- _DATA SUPPLIED_
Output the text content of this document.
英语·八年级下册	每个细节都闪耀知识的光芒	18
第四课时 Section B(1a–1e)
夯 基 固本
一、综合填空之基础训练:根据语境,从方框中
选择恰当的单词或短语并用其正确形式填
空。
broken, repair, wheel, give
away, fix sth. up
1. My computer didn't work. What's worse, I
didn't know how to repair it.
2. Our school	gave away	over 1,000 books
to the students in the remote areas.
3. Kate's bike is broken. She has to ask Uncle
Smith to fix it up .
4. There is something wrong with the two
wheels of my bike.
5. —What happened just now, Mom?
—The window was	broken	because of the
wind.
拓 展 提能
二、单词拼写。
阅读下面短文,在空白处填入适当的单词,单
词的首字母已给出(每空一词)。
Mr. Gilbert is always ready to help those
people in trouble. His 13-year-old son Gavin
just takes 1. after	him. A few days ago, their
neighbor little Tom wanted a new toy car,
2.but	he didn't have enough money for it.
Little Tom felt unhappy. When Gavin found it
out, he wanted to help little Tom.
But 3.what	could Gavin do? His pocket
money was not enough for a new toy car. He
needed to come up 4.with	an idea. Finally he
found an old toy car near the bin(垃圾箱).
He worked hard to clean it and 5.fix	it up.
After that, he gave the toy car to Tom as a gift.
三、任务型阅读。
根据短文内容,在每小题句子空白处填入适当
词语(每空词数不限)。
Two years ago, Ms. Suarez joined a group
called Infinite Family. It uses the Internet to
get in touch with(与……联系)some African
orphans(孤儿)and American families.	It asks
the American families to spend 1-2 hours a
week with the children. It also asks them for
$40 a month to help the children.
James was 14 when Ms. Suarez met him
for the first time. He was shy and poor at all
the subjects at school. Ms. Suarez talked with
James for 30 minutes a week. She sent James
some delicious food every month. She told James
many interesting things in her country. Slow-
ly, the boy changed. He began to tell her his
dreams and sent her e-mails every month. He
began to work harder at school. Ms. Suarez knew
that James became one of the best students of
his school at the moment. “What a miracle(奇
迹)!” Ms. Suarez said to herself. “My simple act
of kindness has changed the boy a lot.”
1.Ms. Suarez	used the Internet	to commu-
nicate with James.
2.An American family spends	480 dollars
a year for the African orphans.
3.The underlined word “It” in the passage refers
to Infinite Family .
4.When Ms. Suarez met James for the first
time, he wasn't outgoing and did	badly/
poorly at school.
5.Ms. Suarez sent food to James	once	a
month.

- _EXERCISE DESCRIPTION_
Reproduce the listing above word for word.

- _FINISHED TASK_
Output the text content of this document.
英语·八年级下册	每个细节都闪耀知识的光芒	18
第四课时 Section B(1a–1e)
夯 基 固本
一、综合填空之基础训练:根据语境,从方框中
选择恰当的单词或短语并用其正确形式填
空。
broken, repair, wheel, give
away, fix sth. up
1. My computer didn't work. What's worse, I
didn't know how to repair it.
2. Our school	gave away	over 1,000 books
to the students in the remote areas.
3. Kate's bike is broken. She has to ask Uncle
Smith to fix it up .
4. There is something wrong with the two
wheels of my bike.
5. —What happened just now, Mom?
—The window was	broken	because of the
wind.
拓 展 提能
二、单词拼写。
阅读下面短文,在空白处填入适当的单词,单
词的首字母已给出(每空一词)。
Mr. Gilbert is always ready to help those
people in trouble. His 13-year-old son Gavin
just takes 1. after	him. A few days ago, their
neighbor little Tom wanted a new toy car,
2.but	he didn't have enough money for it.
Little Tom felt unhappy. When Gavin found it
out, he wanted to help little Tom.
But 3.what	could Gavin do? His pocket
money was not enough for a new toy car. He
needed to come up 4.with	an idea. Finally he
found an old toy car near the bin(垃圾箱).
He worked hard to clean it and 5.fix	it up.
After that, he gave the toy car to Tom as a gift.
三、任务型阅读。
根据短文内容,在每小题句子空白处填入适当
词语(每空词数不限)。
Two years ago, Ms. Suarez joined a group
called Infinite Family. It uses the Internet to
get in touch with(与……联系)some African
orphans(孤儿)and American families.	It asks
the American families to spend 1-2 hours a
week with the children. It also asks them for
$40 a month to help the children.
James was 14 when Ms. Suarez met him
for the first time. He was shy and poor at all
the subjects at school. Ms. Suarez talked with
James for 30 minutes a week. She sent James
some delicious food every month. She told James
many interesting things in her country. Slow-
ly, the boy changed. He began to tell her his
dreams and sent her e-mails every month. He
began to work harder at school. Ms. Suarez knew
that James became one of the best students of
his school at the moment. “What a miracle(奇
迹)!” Ms. Suarez said to herself. “My simple act
of kindness has changed the boy a lot.”
1.Ms. Suarez	used the Internet	to commu-
nicate with James.
2.An American family spends	480 dollars
a year for the African orphans.
3.The underlined word “It” in the passage refers
to Infinite Family .
4.When Ms. Suarez met James for the first
time, he wasn't outgoing and did	badly/
poorly at school.
5.Ms. Suarez sent food to James	once	a
month.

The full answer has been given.